_Data records_
====
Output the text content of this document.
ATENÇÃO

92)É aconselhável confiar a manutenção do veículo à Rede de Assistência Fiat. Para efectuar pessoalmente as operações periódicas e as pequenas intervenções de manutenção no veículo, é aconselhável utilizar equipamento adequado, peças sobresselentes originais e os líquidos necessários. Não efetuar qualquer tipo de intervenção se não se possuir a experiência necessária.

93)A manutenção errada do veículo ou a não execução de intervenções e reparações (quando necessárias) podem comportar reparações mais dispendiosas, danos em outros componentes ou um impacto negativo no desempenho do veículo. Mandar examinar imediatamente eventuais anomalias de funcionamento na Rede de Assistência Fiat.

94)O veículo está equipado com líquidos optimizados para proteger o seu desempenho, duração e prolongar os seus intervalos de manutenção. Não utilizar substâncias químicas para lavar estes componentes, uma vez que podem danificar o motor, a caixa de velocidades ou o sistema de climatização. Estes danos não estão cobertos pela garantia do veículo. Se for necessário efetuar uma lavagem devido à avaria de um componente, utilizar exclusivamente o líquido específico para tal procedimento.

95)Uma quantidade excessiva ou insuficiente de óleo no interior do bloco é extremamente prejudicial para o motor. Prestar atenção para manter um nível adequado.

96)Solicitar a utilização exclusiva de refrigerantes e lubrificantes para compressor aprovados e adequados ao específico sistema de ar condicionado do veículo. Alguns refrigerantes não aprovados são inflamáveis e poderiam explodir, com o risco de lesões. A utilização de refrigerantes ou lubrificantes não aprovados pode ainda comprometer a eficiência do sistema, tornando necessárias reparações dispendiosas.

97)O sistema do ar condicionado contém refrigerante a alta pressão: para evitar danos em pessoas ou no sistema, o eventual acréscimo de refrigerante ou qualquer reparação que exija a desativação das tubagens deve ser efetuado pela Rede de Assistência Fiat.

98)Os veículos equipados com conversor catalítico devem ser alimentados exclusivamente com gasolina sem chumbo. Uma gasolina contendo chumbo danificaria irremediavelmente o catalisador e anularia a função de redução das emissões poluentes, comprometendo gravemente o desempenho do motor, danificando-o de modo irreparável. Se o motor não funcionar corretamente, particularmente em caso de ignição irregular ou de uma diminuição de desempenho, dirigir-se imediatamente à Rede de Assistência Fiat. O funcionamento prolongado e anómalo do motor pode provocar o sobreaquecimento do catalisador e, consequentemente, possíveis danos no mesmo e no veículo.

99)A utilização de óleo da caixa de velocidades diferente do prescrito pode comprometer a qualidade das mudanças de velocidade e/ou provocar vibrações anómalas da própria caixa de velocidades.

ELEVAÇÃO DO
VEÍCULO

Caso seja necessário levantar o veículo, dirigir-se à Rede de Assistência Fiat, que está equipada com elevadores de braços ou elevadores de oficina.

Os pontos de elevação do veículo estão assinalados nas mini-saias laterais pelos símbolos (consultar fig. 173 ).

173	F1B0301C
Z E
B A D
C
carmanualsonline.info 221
====
_REQUIRED WORK_
Return, from the data, each line that has the word "comprometer" in it.

_ANSWER TO THIS EXERCISE_
96)Solicitar a utilização exclusiva de refrigerantes e lubrificantes para compressor aprovados e adequados ao específico sistema de ar condicionado do veículo. Alguns refrigerantes não aprovados são inflamáveis e poderiam explodir, com o risco de lesões. A utilização de refrigerantes ou lubrificantes não aprovados pode ainda comprometer a eficiência do sistema, tornando necessárias reparações dispendiosas.
99)A utilização de óleo da caixa de velocidades diferente do prescrito pode comprometer a qualidade das mudanças de velocidade e/ou provocar vibrações anómalas da própria caixa de velocidades.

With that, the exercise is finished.